■ WRITTEN INSTRUCTION:
Where a line of the listing below includes the word "possible", reproduce that line.

■ Saved data entries:
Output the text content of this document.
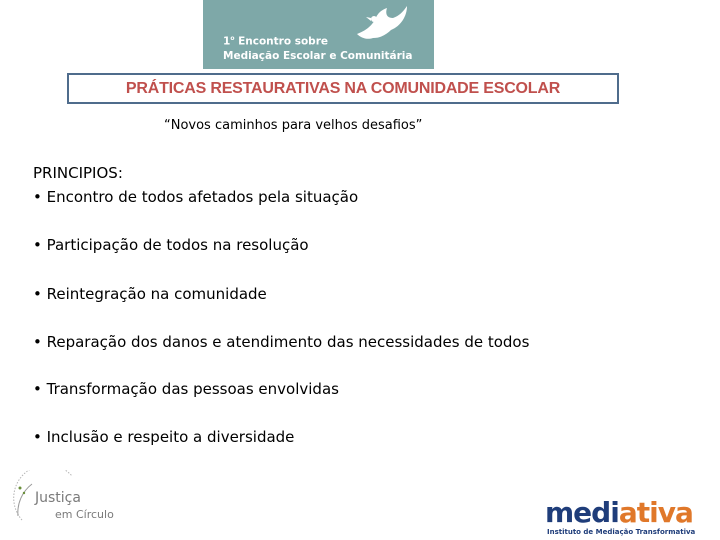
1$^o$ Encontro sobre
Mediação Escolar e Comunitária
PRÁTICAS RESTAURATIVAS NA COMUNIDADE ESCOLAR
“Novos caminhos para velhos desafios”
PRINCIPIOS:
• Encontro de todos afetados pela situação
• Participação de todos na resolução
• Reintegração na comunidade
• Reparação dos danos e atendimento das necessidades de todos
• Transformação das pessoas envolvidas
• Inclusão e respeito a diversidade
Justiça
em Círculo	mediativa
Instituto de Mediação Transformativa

--

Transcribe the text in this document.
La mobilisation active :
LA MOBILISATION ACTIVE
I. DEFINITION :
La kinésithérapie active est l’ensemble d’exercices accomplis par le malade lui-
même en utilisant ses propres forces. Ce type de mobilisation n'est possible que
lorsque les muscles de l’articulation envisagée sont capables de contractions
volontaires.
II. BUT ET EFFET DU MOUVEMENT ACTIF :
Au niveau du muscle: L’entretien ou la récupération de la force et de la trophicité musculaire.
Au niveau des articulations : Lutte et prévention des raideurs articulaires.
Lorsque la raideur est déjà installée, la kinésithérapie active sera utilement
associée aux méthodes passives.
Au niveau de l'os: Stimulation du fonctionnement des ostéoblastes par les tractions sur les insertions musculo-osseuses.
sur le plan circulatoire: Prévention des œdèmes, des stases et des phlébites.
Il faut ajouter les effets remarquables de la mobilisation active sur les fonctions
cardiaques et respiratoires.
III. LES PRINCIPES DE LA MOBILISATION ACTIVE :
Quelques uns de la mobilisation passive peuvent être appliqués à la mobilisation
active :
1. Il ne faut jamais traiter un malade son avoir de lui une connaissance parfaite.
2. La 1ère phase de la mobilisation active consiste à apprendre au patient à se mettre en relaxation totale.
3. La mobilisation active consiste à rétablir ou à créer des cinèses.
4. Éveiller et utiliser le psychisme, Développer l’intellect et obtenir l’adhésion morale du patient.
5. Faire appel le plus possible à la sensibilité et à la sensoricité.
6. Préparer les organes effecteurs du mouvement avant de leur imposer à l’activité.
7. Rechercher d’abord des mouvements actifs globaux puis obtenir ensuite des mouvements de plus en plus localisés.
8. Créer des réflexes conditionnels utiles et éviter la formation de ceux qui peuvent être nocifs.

■ CORRECT RESPONSE:
même en utilisant ses propres forces. Ce type de mobilisation n'est possible que
5. Faire appel le plus possible à la sensibilité et à la sensoricité.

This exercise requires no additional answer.